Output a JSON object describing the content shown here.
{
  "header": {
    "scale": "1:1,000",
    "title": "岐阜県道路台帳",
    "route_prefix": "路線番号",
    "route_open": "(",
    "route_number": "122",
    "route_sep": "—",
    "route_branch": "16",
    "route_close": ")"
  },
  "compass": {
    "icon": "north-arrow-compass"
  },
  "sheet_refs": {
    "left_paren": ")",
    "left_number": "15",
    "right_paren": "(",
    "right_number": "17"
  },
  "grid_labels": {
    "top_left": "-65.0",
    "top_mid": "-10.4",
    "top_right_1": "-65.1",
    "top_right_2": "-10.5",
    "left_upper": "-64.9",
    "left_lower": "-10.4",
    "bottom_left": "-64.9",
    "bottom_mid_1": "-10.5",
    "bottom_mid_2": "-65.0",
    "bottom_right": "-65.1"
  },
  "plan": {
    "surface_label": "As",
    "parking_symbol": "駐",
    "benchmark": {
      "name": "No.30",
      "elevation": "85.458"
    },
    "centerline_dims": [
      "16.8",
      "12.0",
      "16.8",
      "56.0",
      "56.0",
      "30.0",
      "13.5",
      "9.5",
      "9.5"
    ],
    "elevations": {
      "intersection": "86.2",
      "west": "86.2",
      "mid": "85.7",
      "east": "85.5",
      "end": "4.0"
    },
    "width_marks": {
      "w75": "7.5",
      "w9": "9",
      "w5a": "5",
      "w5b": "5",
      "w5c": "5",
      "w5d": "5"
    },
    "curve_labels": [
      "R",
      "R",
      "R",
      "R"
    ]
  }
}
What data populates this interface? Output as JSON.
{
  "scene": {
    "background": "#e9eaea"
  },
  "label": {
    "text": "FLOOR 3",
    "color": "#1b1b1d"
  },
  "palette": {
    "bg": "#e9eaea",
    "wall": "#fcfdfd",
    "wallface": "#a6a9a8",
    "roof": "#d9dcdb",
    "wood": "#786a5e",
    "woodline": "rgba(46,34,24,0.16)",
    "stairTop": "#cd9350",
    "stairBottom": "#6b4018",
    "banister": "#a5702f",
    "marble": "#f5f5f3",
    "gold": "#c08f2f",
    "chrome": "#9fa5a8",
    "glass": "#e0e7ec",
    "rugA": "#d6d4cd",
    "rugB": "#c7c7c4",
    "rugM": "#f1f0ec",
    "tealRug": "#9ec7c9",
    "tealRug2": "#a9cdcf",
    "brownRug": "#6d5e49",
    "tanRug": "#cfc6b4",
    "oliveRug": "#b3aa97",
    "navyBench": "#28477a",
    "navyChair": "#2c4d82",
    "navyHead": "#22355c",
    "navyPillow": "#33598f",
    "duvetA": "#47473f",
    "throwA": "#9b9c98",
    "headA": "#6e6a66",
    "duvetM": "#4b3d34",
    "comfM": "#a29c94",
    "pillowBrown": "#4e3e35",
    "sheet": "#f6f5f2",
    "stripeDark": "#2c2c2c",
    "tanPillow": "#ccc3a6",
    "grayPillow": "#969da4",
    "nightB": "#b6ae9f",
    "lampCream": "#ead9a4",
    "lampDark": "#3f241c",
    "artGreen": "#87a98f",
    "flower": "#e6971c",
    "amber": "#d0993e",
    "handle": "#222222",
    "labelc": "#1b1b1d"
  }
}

* * * * * * * * *

**Task directions:**
Extract all of the material exactly as it is written.

**Final result:**
Output a JSON object describing the content shown here.
{
  "header": {
    "scale": "1:1,000",
    "title": "岐阜県道路台帳",
    "route_prefix": "路線番号",
    "route_open": "(",
    "route_number": "122",
    "route_sep": "—",
    "route_branch": "16",
    "route_close": ")"
  },
  "compass": {
    "icon": "north-arrow-compass"
  },
  "sheet_refs": {
    "left_paren": ")",
    "left_number": "15",
    "right_paren": "(",
    "right_number": "17"
  },
  "grid_labels": {
    "top_left": "-65.0",
    "top_mid": "-10.4",
    "top_right_1": "-65.1",
    "top_right_2": "-10.5",
    "left_upper": "-64.9",
    "left_lower": "-10.4",
    "bottom_left": "-64.9",
    "bottom_mid_1": "-10.5",
    "bottom_mid_2": "-65.0",
    "bottom_right": "-65.1"
  },
  "plan": {
    "surface_label": "As",
    "parking_symbol": "駐",
    "benchmark": {
      "name": "No.30",
      "elevation": "85.458"
    },
    "centerline_dims": [
      "16.8",
      "12.0",
      "16.8",
      "56.0",
      "56.0",
      "30.0",
      "13.5",
      "9.5",
      "9.5"
    ],
    "elevations": {
      "intersection": "86.2",
      "west": "86.2",
      "mid": "85.7",
      "east": "85.5",
      "end": "4.0"
    },
    "width_marks": {
      "w75": "7.5",
      "w9": "9",
      "w5a": "5",
      "w5b": "5",
      "w5c": "5",
      "w5d": "5"
    },
    "curve_labels": [
      "R",
      "R",
      "R",
      "R"
    ]
  }
}
What data populates this interface? Output as JSON.
{
  "scene": {
    "background": "#e9eaea"
  },
  "label": {
    "text": "FLOOR 3",
    "color": "#1b1b1d"
  },
  "palette": {
    "bg": "#e9eaea",
    "wall": "#fcfdfd",
    "wallface": "#a6a9a8",
    "roof": "#d9dcdb",
    "wood": "#786a5e",
    "woodline": "rgba(46,34,24,0.16)",
    "stairTop": "#cd9350",
    "stairBottom": "#6b4018",
    "banister": "#a5702f",
    "marble": "#f5f5f3",
    "gold": "#c08f2f",
    "chrome": "#9fa5a8",
    "glass": "#e0e7ec",
    "rugA": "#d6d4cd",
    "rugB": "#c7c7c4",
    "rugM": "#f1f0ec",
    "tealRug": "#9ec7c9",
    "tealRug2": "#a9cdcf",
    "brownRug": "#6d5e49",
    "tanRug": "#cfc6b4",
    "oliveRug": "#b3aa97",
    "navyBench": "#28477a",
    "navyChair": "#2c4d82",
    "navyHead": "#22355c",
    "navyPillow": "#33598f",
    "duvetA": "#47473f",
    "throwA": "#9b9c98",
    "headA": "#6e6a66",
    "duvetM": "#4b3d34",
    "comfM": "#a29c94",
    "pillowBrown": "#4e3e35",
    "sheet": "#f6f5f2",
    "stripeDark": "#2c2c2c",
    "tanPillow": "#ccc3a6",
    "grayPillow": "#969da4",
    "nightB": "#b6ae9f",
    "lampCream": "#ead9a4",
    "lampDark": "#3f241c",
    "artGreen": "#87a98f",
    "flower": "#e6971c",
    "amber": "#d0993e",
    "handle": "#222222",
    "labelc": "#1b1b1d"
  }
}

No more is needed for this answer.